§ **Your task**:
Check every line in the records below for the word "video" and report how many have it, nothing more.

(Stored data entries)
────────────────────

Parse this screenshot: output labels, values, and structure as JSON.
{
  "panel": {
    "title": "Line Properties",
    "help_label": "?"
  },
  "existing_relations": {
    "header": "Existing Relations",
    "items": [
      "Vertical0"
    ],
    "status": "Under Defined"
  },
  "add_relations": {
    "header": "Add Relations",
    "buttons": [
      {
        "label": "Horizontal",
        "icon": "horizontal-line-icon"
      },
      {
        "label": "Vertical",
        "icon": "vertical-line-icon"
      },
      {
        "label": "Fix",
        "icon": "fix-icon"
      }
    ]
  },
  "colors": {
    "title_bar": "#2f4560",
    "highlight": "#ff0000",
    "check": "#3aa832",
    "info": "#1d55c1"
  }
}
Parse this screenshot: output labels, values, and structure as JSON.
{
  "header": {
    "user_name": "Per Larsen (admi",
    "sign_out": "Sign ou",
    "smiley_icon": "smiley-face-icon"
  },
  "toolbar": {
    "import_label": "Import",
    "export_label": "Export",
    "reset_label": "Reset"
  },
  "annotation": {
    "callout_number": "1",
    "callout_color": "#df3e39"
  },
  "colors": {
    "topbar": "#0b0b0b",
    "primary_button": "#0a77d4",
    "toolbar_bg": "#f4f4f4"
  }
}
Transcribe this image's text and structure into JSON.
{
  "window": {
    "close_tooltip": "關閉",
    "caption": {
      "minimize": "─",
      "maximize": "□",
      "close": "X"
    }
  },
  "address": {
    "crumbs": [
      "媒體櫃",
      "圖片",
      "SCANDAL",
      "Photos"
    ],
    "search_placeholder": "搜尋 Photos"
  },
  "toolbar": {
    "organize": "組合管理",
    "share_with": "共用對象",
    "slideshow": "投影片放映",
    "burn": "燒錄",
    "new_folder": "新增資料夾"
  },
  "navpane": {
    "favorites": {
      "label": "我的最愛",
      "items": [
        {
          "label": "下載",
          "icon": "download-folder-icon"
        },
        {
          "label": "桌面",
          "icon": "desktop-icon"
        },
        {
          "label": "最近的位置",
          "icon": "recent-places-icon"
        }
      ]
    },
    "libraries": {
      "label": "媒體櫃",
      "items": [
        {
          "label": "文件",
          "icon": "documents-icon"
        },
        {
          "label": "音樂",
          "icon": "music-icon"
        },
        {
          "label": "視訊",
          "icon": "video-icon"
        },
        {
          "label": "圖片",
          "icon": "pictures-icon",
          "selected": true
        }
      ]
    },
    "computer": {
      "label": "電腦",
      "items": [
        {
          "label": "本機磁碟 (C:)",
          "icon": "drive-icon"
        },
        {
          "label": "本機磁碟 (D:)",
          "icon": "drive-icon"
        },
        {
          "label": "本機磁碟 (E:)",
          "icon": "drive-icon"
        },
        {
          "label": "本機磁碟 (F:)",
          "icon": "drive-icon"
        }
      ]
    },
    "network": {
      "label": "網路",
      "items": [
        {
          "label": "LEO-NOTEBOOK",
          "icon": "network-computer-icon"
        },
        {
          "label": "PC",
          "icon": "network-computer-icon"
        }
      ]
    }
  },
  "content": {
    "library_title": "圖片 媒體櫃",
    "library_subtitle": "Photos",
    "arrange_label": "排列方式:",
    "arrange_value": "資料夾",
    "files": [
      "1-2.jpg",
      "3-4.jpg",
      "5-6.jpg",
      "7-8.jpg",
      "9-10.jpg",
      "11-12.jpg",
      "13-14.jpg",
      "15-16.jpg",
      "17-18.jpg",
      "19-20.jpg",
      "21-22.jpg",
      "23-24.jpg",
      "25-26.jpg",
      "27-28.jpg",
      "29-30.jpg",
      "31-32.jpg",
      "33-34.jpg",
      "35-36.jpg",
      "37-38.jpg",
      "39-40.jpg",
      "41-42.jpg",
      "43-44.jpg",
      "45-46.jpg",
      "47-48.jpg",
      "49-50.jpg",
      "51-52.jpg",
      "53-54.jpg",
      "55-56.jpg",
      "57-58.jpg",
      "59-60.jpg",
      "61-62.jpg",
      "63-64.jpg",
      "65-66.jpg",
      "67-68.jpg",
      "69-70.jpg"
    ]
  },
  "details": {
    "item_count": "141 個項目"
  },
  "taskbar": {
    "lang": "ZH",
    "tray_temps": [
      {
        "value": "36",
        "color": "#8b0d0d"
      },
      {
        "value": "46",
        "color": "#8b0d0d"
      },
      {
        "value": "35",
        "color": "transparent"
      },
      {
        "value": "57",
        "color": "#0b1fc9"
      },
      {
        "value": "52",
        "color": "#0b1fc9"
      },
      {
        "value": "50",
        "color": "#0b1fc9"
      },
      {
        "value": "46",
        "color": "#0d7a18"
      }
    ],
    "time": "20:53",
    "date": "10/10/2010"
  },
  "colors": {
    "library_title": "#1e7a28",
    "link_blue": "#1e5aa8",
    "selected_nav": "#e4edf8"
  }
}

────────────────────

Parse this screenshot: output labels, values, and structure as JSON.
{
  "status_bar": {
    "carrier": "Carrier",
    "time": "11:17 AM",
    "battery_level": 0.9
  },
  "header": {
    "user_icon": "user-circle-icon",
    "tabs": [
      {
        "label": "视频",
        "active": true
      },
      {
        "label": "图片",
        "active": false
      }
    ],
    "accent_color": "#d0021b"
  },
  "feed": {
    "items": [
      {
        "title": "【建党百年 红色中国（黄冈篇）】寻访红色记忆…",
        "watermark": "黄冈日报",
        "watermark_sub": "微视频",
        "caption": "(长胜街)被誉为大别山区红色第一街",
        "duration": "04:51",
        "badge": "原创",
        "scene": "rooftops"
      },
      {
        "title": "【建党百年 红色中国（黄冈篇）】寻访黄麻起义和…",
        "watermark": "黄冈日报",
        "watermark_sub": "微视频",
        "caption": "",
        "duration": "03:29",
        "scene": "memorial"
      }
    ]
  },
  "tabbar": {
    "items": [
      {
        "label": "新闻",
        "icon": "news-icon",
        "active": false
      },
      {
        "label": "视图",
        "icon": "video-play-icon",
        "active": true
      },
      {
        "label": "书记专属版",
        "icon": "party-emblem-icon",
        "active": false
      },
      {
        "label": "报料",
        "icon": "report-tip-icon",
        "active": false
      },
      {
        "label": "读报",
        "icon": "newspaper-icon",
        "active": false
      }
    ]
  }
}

────────────────────

§ **Completed task**:
2